(Data shown)
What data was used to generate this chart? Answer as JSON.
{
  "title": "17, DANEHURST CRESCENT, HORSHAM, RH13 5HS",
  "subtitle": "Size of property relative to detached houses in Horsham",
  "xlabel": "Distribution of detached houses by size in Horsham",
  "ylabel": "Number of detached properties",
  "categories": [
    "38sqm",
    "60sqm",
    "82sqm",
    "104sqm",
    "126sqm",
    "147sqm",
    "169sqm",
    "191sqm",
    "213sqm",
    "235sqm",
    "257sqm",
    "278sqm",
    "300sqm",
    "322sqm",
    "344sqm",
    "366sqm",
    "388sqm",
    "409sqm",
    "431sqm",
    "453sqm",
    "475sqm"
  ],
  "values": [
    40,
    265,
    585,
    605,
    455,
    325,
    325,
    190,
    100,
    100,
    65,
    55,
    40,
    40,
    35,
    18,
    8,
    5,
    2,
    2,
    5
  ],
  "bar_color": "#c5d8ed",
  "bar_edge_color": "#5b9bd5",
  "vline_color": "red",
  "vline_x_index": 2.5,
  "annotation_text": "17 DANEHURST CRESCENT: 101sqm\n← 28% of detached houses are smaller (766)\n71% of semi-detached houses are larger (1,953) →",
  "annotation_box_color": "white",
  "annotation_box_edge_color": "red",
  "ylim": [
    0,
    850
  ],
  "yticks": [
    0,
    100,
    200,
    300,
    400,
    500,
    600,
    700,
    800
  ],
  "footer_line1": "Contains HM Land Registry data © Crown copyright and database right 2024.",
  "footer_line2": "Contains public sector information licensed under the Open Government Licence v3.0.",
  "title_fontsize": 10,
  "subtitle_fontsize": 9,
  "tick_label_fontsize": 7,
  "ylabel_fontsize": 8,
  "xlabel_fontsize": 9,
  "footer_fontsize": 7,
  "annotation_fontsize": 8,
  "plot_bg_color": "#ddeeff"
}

(What is required) From the entries above, list each line with "houses" in it.

(Reply)
  "subtitle": "Size of property relative to detached houses in Horsham",
  "xlabel": "Distribution of detached houses by size in Horsham",
  "annotation_text": "17 DANEHURST CRESCENT: 101sqm\n← 28% of detached houses are smaller (766)\n71% of semi-detached houses are larger (1,953) →",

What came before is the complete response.